#### Exercise inputs ####
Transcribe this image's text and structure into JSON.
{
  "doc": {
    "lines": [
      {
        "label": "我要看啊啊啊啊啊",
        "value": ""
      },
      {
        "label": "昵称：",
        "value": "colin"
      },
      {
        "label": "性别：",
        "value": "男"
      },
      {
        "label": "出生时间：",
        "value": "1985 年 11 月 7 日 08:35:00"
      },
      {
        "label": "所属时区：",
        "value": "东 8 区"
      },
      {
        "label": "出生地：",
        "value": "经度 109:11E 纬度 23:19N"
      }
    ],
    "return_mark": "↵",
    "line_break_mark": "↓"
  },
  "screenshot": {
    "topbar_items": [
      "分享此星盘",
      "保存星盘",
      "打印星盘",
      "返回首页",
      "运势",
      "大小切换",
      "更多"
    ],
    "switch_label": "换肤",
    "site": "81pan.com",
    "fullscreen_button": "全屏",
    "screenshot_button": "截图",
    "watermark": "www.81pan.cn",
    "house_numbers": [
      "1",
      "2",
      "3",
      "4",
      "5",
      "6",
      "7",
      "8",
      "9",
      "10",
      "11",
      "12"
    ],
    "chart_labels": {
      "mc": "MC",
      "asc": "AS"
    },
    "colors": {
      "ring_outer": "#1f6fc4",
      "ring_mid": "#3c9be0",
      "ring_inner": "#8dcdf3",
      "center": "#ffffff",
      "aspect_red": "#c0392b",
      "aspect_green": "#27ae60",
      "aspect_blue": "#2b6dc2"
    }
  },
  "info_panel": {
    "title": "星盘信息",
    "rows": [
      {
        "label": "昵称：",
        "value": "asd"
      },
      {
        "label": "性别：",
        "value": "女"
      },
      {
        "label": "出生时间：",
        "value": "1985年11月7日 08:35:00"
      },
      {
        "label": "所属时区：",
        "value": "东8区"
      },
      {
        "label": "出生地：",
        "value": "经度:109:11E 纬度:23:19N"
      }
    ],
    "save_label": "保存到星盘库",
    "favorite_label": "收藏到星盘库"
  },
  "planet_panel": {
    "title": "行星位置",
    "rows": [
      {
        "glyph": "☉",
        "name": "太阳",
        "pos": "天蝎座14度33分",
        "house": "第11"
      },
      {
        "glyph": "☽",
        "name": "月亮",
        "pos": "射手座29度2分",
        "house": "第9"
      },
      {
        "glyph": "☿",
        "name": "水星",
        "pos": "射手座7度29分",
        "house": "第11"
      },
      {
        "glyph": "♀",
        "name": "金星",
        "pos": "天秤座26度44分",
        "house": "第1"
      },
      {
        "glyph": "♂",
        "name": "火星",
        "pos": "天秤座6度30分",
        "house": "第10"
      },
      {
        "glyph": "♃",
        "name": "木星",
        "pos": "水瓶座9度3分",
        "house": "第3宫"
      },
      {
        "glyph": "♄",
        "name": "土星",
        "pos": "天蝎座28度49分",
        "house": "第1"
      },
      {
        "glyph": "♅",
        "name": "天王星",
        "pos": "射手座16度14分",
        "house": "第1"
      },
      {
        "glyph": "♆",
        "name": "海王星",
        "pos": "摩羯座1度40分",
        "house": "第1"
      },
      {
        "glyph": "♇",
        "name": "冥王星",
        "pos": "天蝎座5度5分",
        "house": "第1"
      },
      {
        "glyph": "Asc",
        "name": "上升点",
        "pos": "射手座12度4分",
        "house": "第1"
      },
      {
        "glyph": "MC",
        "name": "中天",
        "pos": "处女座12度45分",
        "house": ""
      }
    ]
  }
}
####
** Given problem **
Give the material above again, word for word.

** Correct output **
Transcribe this image's text and structure into JSON.
{
  "doc": {
    "lines": [
      {
        "label": "我要看啊啊啊啊啊",
        "value": ""
      },
      {
        "label": "昵称：",
        "value": "colin"
      },
      {
        "label": "性别：",
        "value": "男"
      },
      {
        "label": "出生时间：",
        "value": "1985 年 11 月 7 日 08:35:00"
      },
      {
        "label": "所属时区：",
        "value": "东 8 区"
      },
      {
        "label": "出生地：",
        "value": "经度 109:11E 纬度 23:19N"
      }
    ],
    "return_mark": "↵",
    "line_break_mark": "↓"
  },
  "screenshot": {
    "topbar_items": [
      "分享此星盘",
      "保存星盘",
      "打印星盘",
      "返回首页",
      "运势",
      "大小切换",
      "更多"
    ],
    "switch_label": "换肤",
    "site": "81pan.com",
    "fullscreen_button": "全屏",
    "screenshot_button": "截图",
    "watermark": "www.81pan.cn",
    "house_numbers": [
      "1",
      "2",
      "3",
      "4",
      "5",
      "6",
      "7",
      "8",
      "9",
      "10",
      "11",
      "12"
    ],
    "chart_labels": {
      "mc": "MC",
      "asc": "AS"
    },
    "colors": {
      "ring_outer": "#1f6fc4",
      "ring_mid": "#3c9be0",
      "ring_inner": "#8dcdf3",
      "center": "#ffffff",
      "aspect_red": "#c0392b",
      "aspect_green": "#27ae60",
      "aspect_blue": "#2b6dc2"
    }
  },
  "info_panel": {
    "title": "星盘信息",
    "rows": [
      {
        "label": "昵称：",
        "value": "asd"
      },
      {
        "label": "性别：",
        "value": "女"
      },
      {
        "label": "出生时间：",
        "value": "1985年11月7日 08:35:00"
      },
      {
        "label": "所属时区：",
        "value": "东8区"
      },
      {
        "label": "出生地：",
        "value": "经度:109:11E 纬度:23:19N"
      }
    ],
    "save_label": "保存到星盘库",
    "favorite_label": "收藏到星盘库"
  },
  "planet_panel": {
    "title": "行星位置",
    "rows": [
      {
        "glyph": "☉",
        "name": "太阳",
        "pos": "天蝎座14度33分",
        "house": "第11"
      },
      {
        "glyph": "☽",
        "name": "月亮",
        "pos": "射手座29度2分",
        "house": "第9"
      },
      {
        "glyph": "☿",
        "name": "水星",
        "pos": "射手座7度29分",
        "house": "第11"
      },
      {
        "glyph": "♀",
        "name": "金星",
        "pos": "天秤座26度44分",
        "house": "第1"
      },
      {
        "glyph": "♂",
        "name": "火星",
        "pos": "天秤座6度30分",
        "house": "第10"
      },
      {
        "glyph": "♃",
        "name": "木星",
        "pos": "水瓶座9度3分",
        "house": "第3宫"
      },
      {
        "glyph": "♄",
        "name": "土星",
        "pos": "天蝎座28度49分",
        "house": "第1"
      },
      {
        "glyph": "♅",
        "name": "天王星",
        "pos": "射手座16度14分",
        "house": "第1"
      },
      {
        "glyph": "♆",
        "name": "海王星",
        "pos": "摩羯座1度40分",
        "house": "第1"
      },
      {
        "glyph": "♇",
        "name": "冥王星",
        "pos": "天蝎座5度5分",
        "house": "第1"
      },
      {
        "glyph": "Asc",
        "name": "上升点",
        "pos": "射手座12度4分",
        "house": "第1"
      },
      {
        "glyph": "MC",
        "name": "中天",
        "pos": "处女座12度45分",
        "house": ""
      }
    ]
  }
}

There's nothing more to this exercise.